Scan the data below for the string "beradi". Show every line where it turns up.

═══ Input material ═══

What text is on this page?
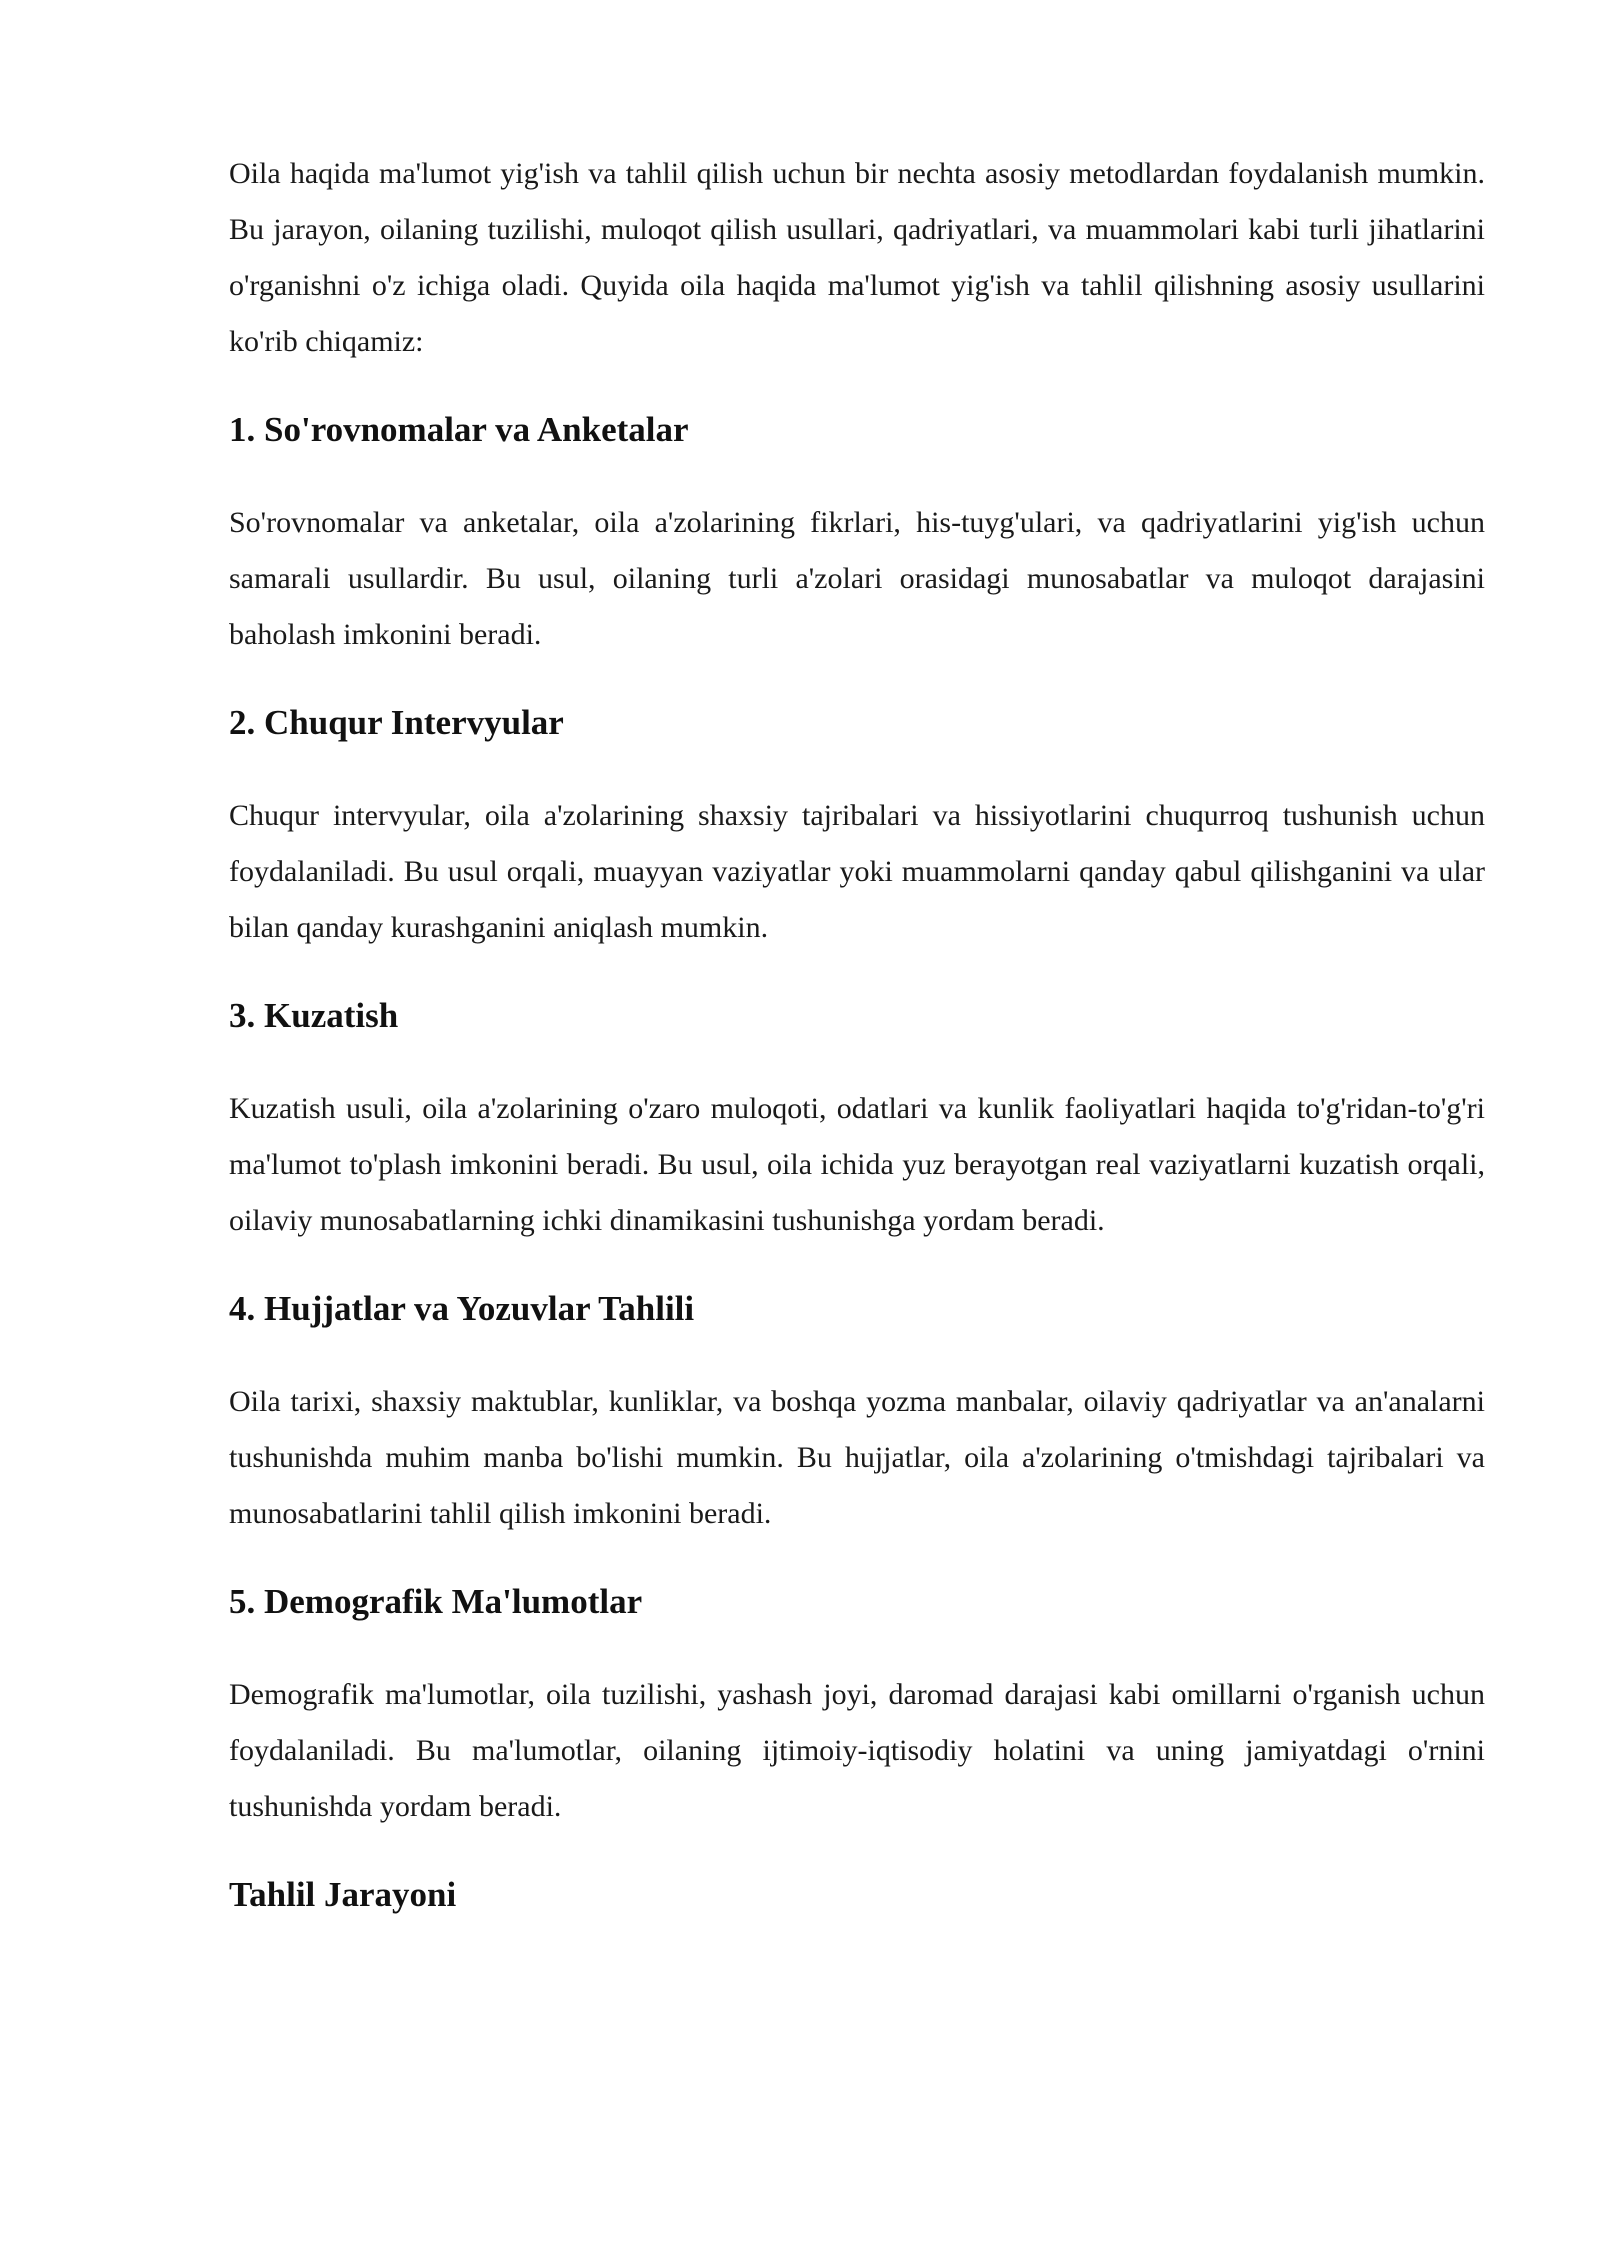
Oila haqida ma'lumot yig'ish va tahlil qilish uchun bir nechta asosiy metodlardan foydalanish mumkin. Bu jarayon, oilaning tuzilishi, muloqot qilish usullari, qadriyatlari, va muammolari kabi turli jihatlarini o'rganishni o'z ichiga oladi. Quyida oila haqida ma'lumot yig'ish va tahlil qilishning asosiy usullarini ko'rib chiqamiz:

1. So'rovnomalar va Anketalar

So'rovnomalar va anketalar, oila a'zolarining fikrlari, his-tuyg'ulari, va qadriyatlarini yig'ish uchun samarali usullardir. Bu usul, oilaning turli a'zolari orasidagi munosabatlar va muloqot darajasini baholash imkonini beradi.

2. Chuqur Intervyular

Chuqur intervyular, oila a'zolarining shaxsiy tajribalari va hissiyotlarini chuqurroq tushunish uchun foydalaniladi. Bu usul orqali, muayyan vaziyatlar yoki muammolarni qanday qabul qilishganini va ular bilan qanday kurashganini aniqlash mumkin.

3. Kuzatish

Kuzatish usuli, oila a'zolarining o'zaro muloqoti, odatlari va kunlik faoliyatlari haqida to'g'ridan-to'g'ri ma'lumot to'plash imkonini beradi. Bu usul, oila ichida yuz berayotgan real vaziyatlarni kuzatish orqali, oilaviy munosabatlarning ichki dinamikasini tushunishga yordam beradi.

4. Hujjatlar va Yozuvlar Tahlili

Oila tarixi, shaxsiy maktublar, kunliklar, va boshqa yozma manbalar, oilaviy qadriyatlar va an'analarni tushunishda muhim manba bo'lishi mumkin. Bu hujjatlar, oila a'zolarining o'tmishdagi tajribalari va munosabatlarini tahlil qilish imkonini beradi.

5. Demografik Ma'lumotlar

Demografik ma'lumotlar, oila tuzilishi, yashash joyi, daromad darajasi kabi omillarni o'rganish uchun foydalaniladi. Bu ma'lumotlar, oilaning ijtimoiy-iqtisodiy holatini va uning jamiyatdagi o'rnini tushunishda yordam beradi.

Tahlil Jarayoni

═══
═══ Input material ═══

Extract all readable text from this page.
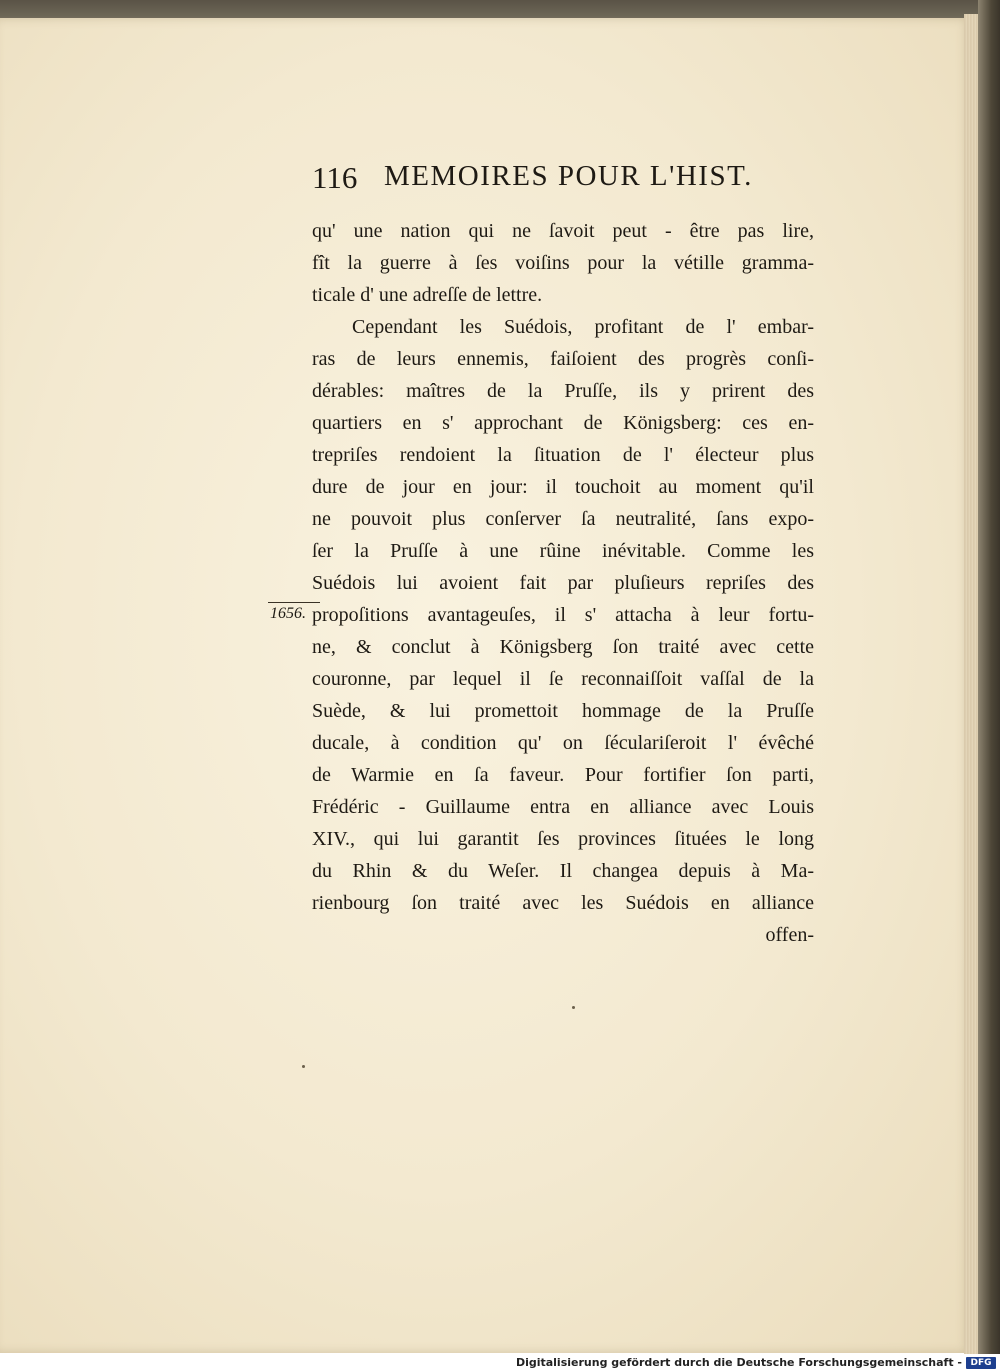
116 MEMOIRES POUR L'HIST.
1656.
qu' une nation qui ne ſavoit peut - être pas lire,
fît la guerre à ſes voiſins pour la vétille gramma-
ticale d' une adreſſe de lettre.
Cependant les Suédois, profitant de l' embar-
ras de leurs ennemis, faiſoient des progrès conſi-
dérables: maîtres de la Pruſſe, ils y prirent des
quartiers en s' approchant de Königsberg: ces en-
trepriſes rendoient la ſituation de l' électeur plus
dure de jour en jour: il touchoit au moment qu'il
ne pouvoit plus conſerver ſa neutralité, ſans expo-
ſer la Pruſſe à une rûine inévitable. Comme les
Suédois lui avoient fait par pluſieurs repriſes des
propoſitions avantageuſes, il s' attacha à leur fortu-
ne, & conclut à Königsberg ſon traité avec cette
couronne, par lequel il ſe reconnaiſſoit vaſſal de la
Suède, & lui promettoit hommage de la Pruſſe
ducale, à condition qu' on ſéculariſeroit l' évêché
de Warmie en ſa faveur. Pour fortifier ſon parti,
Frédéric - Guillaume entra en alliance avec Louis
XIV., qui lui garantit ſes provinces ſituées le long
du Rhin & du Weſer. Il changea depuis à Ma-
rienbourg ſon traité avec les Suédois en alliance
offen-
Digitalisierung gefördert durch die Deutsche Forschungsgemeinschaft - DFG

═══

## Task output
So'rovnomalar va anketalar, oila a'zolarining fikrlari, his-tuyg'ulari, va qadriyatlarini yig'ish uchun samarali usullardir. Bu usul, oilaning turli a'zolari orasidagi munosabatlar va muloqot darajasini baholash imkonini beradi.
Kuzatish usuli, oila a'zolarining o'zaro muloqoti, odatlari va kunlik faoliyatlari haqida to'g'ridan-to'g'ri ma'lumot to'plash imkonini beradi. Bu usul, oila ichida yuz berayotgan real vaziyatlarni kuzatish orqali, oilaviy munosabatlarning ichki dinamikasini tushunishga yordam beradi.
Oila tarixi, shaxsiy maktublar, kunliklar, va boshqa yozma manbalar, oilaviy qadriyatlar va an'analarni tushunishda muhim manba bo'lishi mumkin. Bu hujjatlar, oila a'zolarining o'tmishdagi tajribalari va munosabatlarini tahlil qilish imkonini beradi.
Demografik ma'lumotlar, oila tuzilishi, yashash joyi, daromad darajasi kabi omillarni o'rganish uchun foydalaniladi. Bu ma'lumotlar, oilaning ijtimoiy-iqtisodiy holatini va uning jamiyatdagi o'rnini tushunishda yordam beradi.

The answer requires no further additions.